» What you need to do
Wherever a line holds the word "опытом", copy that line out.

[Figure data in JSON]
>> START

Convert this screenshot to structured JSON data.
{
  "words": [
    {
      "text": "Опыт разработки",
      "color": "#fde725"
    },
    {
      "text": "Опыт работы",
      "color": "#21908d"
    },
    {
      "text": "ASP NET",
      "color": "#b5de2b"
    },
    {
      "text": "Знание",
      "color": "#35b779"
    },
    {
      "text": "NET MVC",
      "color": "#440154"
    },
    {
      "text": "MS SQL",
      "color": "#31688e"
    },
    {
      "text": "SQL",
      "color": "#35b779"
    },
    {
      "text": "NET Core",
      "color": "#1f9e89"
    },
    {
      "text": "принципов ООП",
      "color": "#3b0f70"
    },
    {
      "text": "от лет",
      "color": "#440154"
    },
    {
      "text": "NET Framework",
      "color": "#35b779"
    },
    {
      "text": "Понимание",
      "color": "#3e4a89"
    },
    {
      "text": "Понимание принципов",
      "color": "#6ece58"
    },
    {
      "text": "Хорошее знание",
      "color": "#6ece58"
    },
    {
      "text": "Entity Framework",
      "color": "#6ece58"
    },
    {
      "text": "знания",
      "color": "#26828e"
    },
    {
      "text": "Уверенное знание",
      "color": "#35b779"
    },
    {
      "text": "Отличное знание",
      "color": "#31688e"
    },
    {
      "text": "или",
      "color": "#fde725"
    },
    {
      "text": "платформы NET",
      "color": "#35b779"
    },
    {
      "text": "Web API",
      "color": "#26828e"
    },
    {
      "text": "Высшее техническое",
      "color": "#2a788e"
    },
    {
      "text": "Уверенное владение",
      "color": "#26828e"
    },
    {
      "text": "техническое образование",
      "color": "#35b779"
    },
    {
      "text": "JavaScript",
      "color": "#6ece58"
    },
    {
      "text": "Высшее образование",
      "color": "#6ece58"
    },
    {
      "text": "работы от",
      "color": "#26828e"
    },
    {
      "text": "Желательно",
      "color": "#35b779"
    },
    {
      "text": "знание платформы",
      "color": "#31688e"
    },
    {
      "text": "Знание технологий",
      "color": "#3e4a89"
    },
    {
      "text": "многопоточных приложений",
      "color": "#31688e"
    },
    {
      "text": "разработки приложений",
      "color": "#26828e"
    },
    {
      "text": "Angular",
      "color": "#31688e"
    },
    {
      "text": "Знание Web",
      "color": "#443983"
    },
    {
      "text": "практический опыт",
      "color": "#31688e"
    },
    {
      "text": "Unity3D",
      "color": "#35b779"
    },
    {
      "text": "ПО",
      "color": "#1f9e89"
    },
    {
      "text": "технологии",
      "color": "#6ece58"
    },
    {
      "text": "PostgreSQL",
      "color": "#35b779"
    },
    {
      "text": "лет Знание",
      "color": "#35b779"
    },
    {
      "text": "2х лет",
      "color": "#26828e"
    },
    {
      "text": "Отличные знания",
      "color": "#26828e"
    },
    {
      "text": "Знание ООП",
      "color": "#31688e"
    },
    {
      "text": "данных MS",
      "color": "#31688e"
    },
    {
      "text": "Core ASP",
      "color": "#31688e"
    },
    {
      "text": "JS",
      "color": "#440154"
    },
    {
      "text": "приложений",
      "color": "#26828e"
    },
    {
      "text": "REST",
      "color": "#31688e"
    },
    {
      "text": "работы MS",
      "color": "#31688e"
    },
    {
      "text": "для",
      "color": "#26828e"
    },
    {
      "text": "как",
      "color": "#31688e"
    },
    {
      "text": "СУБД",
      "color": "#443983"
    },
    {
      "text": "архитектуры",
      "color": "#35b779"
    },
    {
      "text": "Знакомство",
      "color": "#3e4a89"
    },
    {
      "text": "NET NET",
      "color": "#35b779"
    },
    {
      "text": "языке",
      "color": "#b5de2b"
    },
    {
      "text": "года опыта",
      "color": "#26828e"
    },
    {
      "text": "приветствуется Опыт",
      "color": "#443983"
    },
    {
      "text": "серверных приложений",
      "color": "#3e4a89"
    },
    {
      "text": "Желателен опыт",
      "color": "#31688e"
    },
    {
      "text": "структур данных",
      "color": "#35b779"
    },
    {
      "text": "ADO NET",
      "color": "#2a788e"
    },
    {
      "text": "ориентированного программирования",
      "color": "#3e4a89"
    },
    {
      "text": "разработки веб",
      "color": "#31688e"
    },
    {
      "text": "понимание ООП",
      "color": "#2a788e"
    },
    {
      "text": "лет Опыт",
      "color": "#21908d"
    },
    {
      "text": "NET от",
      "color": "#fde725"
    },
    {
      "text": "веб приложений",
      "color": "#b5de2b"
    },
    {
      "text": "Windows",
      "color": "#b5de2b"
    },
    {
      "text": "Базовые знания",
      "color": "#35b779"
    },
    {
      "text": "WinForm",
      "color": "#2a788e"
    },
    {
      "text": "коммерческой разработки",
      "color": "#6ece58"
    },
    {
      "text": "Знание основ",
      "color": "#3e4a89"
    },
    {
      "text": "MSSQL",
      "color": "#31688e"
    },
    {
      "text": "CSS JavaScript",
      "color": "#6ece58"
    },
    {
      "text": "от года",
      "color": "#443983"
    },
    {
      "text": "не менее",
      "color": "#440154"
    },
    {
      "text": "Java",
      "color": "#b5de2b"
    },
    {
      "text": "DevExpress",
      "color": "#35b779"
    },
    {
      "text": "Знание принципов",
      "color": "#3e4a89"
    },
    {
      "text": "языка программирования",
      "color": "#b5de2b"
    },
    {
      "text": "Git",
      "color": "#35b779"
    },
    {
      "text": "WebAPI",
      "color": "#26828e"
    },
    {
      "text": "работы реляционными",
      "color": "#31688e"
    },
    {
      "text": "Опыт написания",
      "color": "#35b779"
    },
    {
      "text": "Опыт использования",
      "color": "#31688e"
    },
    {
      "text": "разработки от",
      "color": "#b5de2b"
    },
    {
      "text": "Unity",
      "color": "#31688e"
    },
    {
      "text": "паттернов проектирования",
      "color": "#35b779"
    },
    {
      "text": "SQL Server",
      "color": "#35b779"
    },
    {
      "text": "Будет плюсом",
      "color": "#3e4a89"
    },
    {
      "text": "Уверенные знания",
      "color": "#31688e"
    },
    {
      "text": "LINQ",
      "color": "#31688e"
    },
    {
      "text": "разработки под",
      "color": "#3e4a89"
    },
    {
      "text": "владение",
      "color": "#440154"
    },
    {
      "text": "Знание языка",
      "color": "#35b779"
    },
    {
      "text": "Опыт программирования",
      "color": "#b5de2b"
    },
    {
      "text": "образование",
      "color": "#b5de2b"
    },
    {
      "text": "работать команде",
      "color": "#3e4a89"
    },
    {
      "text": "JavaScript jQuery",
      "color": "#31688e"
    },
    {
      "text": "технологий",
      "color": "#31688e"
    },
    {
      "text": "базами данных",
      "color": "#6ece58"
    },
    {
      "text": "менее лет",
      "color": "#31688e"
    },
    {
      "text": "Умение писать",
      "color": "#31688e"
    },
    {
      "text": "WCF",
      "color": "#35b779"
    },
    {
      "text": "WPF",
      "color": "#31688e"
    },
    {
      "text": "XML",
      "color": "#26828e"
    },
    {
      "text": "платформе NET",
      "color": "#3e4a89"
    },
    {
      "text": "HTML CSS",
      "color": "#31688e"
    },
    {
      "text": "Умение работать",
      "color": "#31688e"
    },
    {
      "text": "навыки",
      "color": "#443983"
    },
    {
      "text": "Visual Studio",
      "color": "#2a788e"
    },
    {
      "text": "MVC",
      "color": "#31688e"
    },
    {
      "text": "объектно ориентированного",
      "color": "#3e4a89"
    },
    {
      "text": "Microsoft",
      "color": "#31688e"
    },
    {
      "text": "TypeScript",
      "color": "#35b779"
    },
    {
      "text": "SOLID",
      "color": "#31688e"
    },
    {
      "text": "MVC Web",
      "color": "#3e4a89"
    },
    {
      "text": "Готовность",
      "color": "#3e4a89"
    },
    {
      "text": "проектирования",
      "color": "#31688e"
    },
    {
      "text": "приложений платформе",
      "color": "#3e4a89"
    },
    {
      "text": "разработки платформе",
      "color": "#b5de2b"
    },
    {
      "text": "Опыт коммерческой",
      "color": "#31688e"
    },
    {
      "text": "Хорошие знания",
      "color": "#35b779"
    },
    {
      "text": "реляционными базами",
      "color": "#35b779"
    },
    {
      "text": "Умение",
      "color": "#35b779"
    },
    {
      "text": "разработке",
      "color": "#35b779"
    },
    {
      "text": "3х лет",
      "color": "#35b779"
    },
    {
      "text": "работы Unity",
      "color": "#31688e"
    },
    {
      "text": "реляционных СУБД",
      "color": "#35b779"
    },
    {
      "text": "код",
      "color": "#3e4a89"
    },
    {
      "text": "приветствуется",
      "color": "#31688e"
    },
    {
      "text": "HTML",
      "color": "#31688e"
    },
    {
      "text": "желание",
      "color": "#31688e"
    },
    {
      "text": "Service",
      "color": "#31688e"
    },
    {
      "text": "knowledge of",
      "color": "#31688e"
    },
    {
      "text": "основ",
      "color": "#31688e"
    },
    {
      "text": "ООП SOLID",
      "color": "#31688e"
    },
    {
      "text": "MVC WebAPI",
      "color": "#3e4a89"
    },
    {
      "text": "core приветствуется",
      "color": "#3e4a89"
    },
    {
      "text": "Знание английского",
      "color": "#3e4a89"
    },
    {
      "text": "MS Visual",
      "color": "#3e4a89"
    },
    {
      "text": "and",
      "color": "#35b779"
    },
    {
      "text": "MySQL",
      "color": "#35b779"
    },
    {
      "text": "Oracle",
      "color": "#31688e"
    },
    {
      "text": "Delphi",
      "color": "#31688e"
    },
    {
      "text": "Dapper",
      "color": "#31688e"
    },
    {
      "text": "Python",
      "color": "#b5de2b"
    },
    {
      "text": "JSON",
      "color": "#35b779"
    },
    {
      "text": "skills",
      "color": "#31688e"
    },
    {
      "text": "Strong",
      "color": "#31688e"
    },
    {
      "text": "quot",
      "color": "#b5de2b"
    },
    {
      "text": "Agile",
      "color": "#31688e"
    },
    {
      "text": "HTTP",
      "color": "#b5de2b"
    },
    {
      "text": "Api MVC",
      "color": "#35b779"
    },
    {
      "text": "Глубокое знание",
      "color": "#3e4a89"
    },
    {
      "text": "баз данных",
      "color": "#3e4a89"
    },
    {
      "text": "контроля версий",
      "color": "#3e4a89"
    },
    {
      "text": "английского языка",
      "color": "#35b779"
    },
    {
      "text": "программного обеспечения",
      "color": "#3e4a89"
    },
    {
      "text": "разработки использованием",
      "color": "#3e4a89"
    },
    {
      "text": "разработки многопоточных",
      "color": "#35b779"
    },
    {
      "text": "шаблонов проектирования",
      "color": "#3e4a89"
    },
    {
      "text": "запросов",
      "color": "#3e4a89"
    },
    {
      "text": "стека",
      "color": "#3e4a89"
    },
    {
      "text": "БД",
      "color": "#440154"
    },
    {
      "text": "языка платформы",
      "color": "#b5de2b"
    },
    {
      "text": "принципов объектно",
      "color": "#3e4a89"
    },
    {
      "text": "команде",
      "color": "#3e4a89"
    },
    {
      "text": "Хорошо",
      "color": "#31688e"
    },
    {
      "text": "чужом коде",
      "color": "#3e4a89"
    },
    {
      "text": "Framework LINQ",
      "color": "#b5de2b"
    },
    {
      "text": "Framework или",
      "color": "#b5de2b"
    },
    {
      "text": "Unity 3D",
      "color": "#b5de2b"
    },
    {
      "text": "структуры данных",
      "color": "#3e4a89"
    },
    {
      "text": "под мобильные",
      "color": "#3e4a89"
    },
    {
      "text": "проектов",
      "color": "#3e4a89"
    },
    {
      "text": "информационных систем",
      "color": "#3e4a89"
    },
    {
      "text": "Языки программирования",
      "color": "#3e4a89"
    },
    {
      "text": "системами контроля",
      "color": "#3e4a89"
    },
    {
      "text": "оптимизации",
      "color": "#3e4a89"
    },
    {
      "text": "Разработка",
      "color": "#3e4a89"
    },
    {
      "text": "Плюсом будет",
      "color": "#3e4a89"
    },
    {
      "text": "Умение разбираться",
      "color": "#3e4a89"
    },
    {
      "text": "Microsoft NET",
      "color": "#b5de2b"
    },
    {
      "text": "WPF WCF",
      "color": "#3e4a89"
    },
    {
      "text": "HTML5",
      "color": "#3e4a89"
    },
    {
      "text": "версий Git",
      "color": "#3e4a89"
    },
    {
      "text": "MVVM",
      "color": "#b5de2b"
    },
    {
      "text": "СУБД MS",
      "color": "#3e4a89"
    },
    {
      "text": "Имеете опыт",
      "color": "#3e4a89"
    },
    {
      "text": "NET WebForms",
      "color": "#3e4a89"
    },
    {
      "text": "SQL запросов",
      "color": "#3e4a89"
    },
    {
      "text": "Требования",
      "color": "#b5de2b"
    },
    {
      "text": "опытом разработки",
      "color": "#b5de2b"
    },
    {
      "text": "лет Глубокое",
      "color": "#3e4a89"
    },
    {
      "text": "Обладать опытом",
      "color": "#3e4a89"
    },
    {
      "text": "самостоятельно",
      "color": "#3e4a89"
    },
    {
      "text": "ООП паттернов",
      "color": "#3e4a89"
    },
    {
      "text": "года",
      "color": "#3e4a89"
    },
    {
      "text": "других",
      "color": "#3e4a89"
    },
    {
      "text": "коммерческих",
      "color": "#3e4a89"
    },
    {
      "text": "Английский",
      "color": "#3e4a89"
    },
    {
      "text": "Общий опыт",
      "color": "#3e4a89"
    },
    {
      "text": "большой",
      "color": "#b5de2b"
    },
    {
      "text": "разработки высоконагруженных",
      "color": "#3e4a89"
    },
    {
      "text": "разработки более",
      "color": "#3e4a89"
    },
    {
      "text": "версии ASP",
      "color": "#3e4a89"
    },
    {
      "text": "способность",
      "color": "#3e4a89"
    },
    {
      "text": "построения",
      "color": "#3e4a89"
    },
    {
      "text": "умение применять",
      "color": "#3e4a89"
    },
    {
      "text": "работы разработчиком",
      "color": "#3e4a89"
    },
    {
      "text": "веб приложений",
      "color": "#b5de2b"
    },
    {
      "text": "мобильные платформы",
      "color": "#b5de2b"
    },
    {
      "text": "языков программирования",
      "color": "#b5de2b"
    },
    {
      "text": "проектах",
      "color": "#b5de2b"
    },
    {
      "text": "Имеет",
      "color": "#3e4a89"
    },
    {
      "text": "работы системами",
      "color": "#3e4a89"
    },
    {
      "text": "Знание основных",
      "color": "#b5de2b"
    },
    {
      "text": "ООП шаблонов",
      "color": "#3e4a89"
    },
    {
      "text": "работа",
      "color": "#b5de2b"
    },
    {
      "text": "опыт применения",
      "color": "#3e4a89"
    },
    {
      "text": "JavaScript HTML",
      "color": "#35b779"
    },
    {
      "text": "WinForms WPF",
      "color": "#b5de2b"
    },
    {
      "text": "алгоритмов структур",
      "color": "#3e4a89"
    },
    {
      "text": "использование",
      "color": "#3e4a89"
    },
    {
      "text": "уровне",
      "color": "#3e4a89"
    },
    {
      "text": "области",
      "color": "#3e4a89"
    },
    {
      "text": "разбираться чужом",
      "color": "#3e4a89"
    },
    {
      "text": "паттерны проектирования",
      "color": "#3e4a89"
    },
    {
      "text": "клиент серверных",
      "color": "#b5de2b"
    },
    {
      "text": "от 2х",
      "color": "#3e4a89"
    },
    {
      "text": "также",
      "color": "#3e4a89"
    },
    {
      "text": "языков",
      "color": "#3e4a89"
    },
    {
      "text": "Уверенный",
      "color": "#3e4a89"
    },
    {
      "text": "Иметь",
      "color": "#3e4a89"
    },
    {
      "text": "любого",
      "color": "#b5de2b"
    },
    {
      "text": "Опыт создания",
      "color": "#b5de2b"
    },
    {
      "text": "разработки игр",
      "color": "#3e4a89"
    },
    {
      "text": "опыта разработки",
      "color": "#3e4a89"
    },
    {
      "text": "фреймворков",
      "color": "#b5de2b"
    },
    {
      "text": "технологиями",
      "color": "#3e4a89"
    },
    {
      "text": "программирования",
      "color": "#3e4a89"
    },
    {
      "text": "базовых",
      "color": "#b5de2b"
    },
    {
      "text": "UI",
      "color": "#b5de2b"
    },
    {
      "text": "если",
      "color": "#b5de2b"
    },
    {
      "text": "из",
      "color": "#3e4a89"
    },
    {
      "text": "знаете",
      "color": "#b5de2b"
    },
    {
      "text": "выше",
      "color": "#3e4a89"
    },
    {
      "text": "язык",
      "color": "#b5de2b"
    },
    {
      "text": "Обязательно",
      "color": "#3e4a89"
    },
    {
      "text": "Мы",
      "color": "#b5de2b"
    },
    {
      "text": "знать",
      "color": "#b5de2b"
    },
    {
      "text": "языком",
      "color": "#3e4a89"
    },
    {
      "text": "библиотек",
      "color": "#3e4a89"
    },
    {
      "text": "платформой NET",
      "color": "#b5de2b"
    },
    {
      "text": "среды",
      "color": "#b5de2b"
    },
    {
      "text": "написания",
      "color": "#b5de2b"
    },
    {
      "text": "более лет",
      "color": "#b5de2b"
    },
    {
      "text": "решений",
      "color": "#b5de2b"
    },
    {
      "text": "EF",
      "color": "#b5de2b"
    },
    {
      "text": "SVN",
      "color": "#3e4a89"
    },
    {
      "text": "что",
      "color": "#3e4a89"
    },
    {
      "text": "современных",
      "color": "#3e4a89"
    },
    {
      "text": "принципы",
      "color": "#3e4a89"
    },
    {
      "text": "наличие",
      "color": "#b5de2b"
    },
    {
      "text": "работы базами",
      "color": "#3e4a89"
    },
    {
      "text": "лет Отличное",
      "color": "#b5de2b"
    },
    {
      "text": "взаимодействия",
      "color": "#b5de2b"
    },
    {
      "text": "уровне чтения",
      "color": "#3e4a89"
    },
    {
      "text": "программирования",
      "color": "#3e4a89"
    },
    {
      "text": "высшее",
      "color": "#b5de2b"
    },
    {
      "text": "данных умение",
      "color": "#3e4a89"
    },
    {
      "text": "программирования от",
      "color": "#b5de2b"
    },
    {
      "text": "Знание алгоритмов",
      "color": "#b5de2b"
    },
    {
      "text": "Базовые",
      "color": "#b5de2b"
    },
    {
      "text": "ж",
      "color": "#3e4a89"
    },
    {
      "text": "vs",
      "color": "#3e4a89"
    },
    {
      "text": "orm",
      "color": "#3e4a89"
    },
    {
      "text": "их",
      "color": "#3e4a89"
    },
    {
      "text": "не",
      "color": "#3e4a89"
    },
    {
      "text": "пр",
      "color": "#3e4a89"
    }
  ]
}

>> END

» Response
      "text": "опытом разработки",
      "text": "Обладать опытом",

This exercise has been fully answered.